-- start --

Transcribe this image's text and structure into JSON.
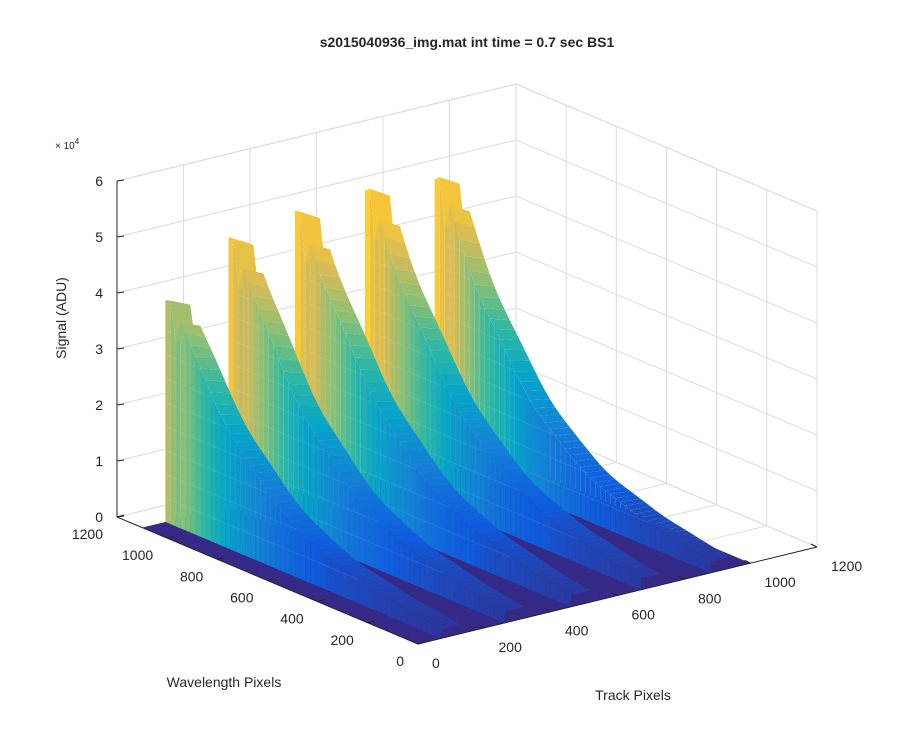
{
  "chart_data": {
    "type": "surface",
    "title": "s2015040936_img.mat int time = 0.7 sec   BS1",
    "xlabel": "Track Pixels",
    "ylabel": "Wavelength Pixels",
    "zlabel": "Signal (ADU)",
    "z_exponent_label": "× 10",
    "z_exponent_power": "4",
    "xlim": [
      0,
      1200
    ],
    "ylim": [
      0,
      1200
    ],
    "zlim": [
      0,
      60000
    ],
    "x_ticks": [
      "0",
      "200",
      "400",
      "600",
      "800",
      "1000",
      "1200"
    ],
    "y_ticks": [
      "0",
      "200",
      "400",
      "600",
      "800",
      "1000",
      "1200"
    ],
    "z_ticks": [
      "0",
      "1",
      "2",
      "3",
      "4",
      "5",
      "6"
    ],
    "x_tick_values": [
      0,
      200,
      400,
      600,
      800,
      1000,
      1200
    ],
    "y_tick_values": [
      0,
      200,
      400,
      600,
      800,
      1000,
      1200
    ],
    "z_tick_values": [
      0,
      10000,
      20000,
      30000,
      40000,
      50000,
      60000
    ],
    "grid": true,
    "colormap": "parula",
    "colormap_stops": [
      "#352a87",
      "#0f5cdd",
      "#1481d6",
      "#06a4ca",
      "#2eb7a4",
      "#87bf77",
      "#d1bb59",
      "#fec832",
      "#f9fb0e"
    ],
    "x_extent": [
      0,
      1000
    ],
    "y_extent": [
      0,
      1100
    ],
    "tracks": [
      {
        "x_center": 100,
        "width": 30,
        "peak": 43000
      },
      {
        "x_center": 290,
        "width": 30,
        "peak": 53000
      },
      {
        "x_center": 490,
        "width": 30,
        "peak": 55000
      },
      {
        "x_center": 700,
        "width": 30,
        "peak": 54000
      },
      {
        "x_center": 910,
        "width": 30,
        "peak": 53000
      }
    ]
  }
}
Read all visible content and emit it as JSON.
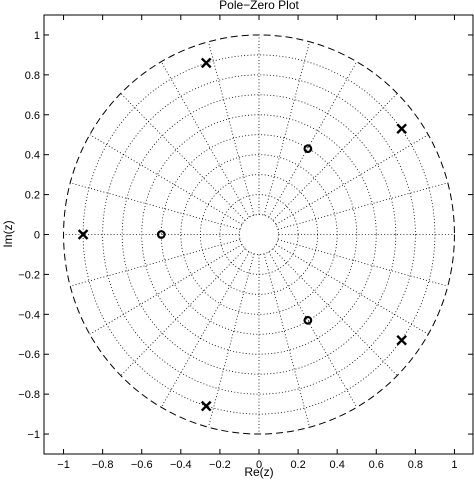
{
  "chart_data": {
    "type": "scatter",
    "title": "Pole−Zero Plot",
    "xlabel": "Re(z)",
    "ylabel": "Im(z)",
    "xlim": [
      -1.1,
      1.1
    ],
    "ylim": [
      -1.1,
      1.1
    ],
    "xticks": [
      -1,
      -0.8,
      -0.6,
      -0.4,
      -0.2,
      0,
      0.2,
      0.4,
      0.6,
      0.8,
      1
    ],
    "xtick_labels": [
      "−1",
      "−0.8",
      "−0.6",
      "−0.4",
      "−0.2",
      "0",
      "0.2",
      "0.4",
      "0.6",
      "0.8",
      "1"
    ],
    "yticks": [
      -1,
      -0.8,
      -0.6,
      -0.4,
      -0.2,
      0,
      0.2,
      0.4,
      0.6,
      0.8,
      1
    ],
    "ytick_labels": [
      "−1",
      "−0.8",
      "−0.6",
      "−0.4",
      "−0.2",
      "0",
      "0.2",
      "0.4",
      "0.6",
      "0.8",
      "1"
    ],
    "grid": "polar",
    "grid_radii": [
      0.1,
      0.2,
      0.3,
      0.4,
      0.5,
      0.6,
      0.7,
      0.8,
      0.9
    ],
    "grid_angles_deg": [
      0,
      15,
      30,
      45,
      60,
      75,
      90,
      105,
      120,
      135,
      150,
      165,
      180,
      195,
      210,
      225,
      240,
      255,
      270,
      285,
      300,
      315,
      330,
      345
    ],
    "unit_circle": true,
    "poles": [
      {
        "re": -0.27,
        "im": 0.86
      },
      {
        "re": -0.27,
        "im": -0.86
      },
      {
        "re": 0.73,
        "im": 0.53
      },
      {
        "re": 0.73,
        "im": -0.53
      },
      {
        "re": -0.9,
        "im": 0
      }
    ],
    "zeros": [
      {
        "re": 0.25,
        "im": 0.43
      },
      {
        "re": 0.25,
        "im": -0.43
      },
      {
        "re": -0.5,
        "im": 0
      }
    ]
  }
}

-- end --

▶ [Exercise requirements]:
Using the entries above, state how many lines include the word "peak", with no other words.

▶ [Exercise answer]:
5